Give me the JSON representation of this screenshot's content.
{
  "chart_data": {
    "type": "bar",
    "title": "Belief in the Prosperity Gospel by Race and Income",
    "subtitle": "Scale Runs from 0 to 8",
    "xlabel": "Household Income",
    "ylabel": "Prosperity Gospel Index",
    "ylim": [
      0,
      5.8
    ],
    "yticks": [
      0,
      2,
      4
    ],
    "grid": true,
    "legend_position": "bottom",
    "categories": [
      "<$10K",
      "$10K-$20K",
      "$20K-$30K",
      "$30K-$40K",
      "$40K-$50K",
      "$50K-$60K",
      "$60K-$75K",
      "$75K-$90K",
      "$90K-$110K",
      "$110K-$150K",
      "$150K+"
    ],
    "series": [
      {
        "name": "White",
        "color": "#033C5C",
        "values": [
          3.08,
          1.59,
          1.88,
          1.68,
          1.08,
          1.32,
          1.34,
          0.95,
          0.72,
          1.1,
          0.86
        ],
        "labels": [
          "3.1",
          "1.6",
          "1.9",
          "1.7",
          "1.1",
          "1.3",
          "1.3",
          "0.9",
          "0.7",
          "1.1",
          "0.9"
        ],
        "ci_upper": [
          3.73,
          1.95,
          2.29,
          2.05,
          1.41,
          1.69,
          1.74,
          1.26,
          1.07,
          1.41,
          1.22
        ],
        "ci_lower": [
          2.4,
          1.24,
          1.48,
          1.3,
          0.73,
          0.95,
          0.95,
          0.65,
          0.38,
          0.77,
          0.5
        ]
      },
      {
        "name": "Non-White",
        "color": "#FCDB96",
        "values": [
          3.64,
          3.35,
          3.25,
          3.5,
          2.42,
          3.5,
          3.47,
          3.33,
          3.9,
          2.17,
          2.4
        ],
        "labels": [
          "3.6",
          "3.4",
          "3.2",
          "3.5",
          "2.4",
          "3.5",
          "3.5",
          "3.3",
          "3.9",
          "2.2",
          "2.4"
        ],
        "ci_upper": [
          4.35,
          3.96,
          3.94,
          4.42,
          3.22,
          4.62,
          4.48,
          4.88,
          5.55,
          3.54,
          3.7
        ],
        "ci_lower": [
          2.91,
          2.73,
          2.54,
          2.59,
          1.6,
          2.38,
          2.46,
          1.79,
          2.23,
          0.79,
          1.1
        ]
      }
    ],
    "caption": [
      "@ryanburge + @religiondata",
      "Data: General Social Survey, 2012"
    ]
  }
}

■ **Work to be completed**:
Using the listing above, list every line in which the string "Gospel" occurs.

■ **Exercise result**:
    "title": "Belief in the Prosperity Gospel by Race and Income",
    "ylabel": "Prosperity Gospel Index",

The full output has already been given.